● TRAVAIL DEMANDÉ: Rédigez la suite du texte sur le bilan d'Alexeï Koudrine au ministère russe des Finances, en commençant juste après sa dernière phrase.

● EXTRAIT DU DOCUMENT:

:::

Mardi, Anton Silouanov, vice-ministre russe des Finances, a été nommé au poste de ministre des Finances par intérim. Le nouveau ministre intérimaire est plutôt connu des spécialistes et ne sera très probablement qu’un figurant, et c’est la principale différence entre lui et Alexeï Koudrine qui a été limogé. Actuellement, le travail de l’ex-ministre est évalué différemment: les projets approuvés par certains experts sont durement critiqués par d’autres. D’autant plus que les deux camps étayent leurs idées par des arguments économiques tangibles.

Comment Koudrine n’est pas devenu Serge Witte
La liste des mérites d’Alexeï Koudrine inclut le remboursement anticipé des dettes envers le Club de Paris, la création du Fonds de stabilisation, la réforme fiscale en 2000-2001, notamment l’annulation de l’échelle progressive d'imposition sur le revenu des personnes physiques et l’instauration de l’impôt à taux fixe, la diminution de la TVA de 20% à 18% et l’abrogation de la taxe de 5% sur les ventes.

Mais il faut comprendre que le remboursement de la dette extérieure et la création d’un fonds de réserve sont des éléments d’une discipline budgétaire stricte, la lutte pour laquelle est devenue la principale caractéristique d’Alexeï Koudrine au poste de ministre des Finances.

"Koudrine était parfaitement conscient de la nécessité d’avoir un budget équilibré, déclare Viatcheslav Sentchagov, directeur du Centre d’études financières et bancaires de l’Institut d’économie de l'Académie des sciences de Russie. Cela met en évidence son potentiel de gestionnaire, car il fallait résister aux nombreuses tentatives des lobbys d’augmenter les dépenses."

:::

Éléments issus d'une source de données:
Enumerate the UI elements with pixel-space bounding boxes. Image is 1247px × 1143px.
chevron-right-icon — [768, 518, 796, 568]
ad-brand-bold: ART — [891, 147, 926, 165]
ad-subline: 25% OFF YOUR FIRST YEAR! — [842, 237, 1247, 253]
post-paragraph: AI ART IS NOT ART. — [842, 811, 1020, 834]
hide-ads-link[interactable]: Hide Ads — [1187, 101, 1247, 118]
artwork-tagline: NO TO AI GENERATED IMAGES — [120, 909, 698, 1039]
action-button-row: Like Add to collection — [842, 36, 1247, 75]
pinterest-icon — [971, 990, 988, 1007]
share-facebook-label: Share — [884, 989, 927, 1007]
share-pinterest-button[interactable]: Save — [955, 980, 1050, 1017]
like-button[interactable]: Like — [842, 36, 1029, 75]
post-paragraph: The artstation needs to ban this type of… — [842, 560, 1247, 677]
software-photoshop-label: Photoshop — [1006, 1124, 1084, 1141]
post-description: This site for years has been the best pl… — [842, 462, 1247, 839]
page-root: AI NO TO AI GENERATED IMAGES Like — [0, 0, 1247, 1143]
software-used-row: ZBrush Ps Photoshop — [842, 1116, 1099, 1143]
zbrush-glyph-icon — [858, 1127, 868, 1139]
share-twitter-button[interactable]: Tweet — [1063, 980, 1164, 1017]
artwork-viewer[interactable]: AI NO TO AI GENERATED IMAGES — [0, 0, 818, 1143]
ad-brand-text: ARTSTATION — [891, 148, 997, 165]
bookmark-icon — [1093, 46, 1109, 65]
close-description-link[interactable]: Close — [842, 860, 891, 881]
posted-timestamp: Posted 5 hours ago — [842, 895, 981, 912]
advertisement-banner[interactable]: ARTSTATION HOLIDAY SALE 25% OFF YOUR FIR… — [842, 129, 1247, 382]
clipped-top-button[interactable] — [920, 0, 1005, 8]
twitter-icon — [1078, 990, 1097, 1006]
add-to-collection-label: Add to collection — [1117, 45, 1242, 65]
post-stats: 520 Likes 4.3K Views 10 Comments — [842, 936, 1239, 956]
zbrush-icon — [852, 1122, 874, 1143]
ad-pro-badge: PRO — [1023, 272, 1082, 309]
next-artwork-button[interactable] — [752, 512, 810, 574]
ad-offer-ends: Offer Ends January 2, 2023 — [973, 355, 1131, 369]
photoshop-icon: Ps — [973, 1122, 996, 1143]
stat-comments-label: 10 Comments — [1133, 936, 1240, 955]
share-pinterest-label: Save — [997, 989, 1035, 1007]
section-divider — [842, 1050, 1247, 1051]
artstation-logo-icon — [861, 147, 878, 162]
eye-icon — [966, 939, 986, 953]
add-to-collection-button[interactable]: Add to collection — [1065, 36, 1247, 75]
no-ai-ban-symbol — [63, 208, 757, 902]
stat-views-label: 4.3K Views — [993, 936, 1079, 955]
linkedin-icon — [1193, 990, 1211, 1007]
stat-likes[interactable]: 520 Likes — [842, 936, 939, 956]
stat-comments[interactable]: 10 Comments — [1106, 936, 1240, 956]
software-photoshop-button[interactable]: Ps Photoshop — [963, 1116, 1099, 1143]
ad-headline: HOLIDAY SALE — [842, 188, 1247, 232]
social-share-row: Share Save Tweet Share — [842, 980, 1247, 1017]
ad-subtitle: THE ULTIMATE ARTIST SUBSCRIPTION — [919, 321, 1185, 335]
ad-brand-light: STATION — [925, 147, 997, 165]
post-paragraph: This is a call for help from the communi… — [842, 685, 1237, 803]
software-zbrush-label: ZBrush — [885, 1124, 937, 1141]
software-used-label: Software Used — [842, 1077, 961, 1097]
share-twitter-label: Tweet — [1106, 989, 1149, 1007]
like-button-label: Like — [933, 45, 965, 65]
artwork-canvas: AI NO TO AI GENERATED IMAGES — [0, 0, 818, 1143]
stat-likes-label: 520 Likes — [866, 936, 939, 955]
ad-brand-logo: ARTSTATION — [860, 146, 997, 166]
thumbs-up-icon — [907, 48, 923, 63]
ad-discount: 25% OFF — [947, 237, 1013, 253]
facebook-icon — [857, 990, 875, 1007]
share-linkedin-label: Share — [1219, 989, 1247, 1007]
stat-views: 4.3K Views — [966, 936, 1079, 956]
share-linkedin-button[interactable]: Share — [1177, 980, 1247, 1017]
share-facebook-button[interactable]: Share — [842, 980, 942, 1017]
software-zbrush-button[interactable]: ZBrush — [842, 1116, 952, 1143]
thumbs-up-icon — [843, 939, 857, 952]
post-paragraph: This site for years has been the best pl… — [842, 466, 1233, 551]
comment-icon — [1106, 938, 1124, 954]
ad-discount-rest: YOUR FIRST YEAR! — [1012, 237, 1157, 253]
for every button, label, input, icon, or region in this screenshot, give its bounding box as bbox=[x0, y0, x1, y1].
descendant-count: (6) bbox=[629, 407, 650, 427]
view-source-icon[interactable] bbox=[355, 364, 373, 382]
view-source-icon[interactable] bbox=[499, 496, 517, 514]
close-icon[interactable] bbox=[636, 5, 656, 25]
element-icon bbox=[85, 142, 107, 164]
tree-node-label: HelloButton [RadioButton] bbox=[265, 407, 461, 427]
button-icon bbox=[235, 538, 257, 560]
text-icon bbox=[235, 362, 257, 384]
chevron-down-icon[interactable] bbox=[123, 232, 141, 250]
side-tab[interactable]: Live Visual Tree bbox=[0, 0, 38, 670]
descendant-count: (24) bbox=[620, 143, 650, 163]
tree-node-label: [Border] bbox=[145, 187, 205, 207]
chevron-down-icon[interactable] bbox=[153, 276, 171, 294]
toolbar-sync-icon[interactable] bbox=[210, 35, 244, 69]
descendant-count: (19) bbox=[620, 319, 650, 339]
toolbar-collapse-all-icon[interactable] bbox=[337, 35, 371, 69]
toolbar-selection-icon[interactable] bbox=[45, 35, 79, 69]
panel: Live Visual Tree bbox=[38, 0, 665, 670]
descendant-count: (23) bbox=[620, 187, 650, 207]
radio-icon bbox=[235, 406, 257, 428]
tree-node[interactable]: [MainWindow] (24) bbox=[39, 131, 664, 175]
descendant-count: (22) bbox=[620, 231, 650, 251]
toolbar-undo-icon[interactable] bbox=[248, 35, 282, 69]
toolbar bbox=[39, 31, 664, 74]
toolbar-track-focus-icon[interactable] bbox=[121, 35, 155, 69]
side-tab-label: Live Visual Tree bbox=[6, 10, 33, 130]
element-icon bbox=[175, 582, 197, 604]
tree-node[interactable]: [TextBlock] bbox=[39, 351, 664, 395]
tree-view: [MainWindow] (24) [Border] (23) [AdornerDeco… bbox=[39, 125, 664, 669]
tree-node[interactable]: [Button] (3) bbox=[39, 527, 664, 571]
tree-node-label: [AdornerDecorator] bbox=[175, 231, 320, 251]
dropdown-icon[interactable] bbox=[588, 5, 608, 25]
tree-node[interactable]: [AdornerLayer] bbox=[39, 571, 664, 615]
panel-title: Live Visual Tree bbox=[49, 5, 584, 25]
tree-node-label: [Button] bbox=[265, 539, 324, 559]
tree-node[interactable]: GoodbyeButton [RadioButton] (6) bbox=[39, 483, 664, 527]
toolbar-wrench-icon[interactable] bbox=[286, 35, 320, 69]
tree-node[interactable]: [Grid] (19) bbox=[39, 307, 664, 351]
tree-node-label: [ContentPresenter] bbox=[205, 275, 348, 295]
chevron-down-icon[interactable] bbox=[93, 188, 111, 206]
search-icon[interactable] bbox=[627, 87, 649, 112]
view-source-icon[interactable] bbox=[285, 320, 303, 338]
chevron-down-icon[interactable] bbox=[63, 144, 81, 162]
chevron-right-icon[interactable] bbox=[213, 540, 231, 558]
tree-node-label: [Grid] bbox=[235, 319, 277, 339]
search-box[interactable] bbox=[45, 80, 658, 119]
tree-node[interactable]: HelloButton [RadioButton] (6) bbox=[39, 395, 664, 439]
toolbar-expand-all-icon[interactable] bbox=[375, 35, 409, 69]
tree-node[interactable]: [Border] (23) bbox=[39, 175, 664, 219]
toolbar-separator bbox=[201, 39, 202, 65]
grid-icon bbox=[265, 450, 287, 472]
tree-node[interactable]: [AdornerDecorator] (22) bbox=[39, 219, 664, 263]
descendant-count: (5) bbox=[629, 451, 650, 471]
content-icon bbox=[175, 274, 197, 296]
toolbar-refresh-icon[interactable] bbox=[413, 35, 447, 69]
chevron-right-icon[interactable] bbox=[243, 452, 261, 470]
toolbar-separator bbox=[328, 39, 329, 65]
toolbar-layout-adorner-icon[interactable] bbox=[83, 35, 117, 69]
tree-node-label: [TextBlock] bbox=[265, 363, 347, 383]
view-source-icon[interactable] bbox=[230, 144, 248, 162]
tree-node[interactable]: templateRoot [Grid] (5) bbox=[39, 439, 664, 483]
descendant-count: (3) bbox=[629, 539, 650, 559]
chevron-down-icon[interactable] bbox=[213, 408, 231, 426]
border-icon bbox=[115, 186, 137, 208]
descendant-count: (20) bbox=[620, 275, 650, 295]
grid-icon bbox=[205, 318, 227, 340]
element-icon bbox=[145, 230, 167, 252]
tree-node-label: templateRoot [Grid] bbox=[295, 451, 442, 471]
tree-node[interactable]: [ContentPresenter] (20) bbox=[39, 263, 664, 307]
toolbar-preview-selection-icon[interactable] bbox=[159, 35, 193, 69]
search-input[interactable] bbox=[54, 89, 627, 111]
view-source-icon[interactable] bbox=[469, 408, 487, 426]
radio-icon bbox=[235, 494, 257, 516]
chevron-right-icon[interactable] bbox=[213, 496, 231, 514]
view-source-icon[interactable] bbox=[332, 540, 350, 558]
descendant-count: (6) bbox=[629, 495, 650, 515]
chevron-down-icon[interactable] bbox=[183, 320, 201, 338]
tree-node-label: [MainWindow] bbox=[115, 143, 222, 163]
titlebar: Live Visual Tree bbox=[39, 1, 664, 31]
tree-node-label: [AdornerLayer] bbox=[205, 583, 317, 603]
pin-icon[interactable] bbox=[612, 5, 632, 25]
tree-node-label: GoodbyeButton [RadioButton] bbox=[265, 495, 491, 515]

:::

● RÉSULTAT OBTENU:
Toutefois, on reproche précisément à Alexeï Koudrine le fait que la lutte pour la discipline budgétaire et la stérilisation de l’argent dans le Fonds de réserve ne permettait pas d’utiliser l’argent, obtenu grâce à la conjoncture favorable sur les marchés des matières premières, pour stimuler le secteur réel. "Il avait une perception quelque peu étroite des buts de l’équilibre économique, et estimait que s’il équilibrait le budget, cela conduirait automatiquement à l’équilibre de l’économie tout entière, explique Viatcheslav Sentchagov. C’est la différence entre Koudrine et Serge Witte (ministre russe des Finances sous les règnes des empereurs Alexandre III et Nicolas II - ndlr) qui était conscient que les finances ne sont qu’une partie de l’économie, et qu’il faut créer des outils de stimulation du développement tout en assurant l’équilibre budgétaire."

La non-injection des fonds budgétaires dans l’économie a conduit, selon l’expert, à la détérioration de l’infrastructure, au vieillissement de l’actif corporel dans les secteurs clés tels que l’industrie machine-outil, sans laquelle la mise à niveau technique, l’industrialisation et la modernisation sont impossibles.

Economiser ou dépenser

La question de l’utilité des investissements de l’Etat dans l’économie est discutable. "On accusait toujours Koudrine de mal gérer le développement de l’économie russe, de ne pas avoir suffisamment investi, en disant que la politique budgétaire devait s'en charger, déclare Evgueni Iassine du Haut Collègue d’économie. Je dois dire que la politique budgétaire ne doit aucunement assumer ce rôle, car il existe des institutions spéciales de développement, par exemple la banque publique russe Vnechekonombank (VEB)."

Selon Evgueni Iassine, l’économie doit se développer grâce aux investissements privés, et les investissements de l’Etat doivent être dérisoires et liés "seulement à des obligations publiques." Une politique budgétaire généreuse pourrait conduire à un excès de fonds sur le marché qui ne seraient pas demandés. Dans ce cas la hausse de l’inflation serait le principal résultat de l’activité financière de l’Etat.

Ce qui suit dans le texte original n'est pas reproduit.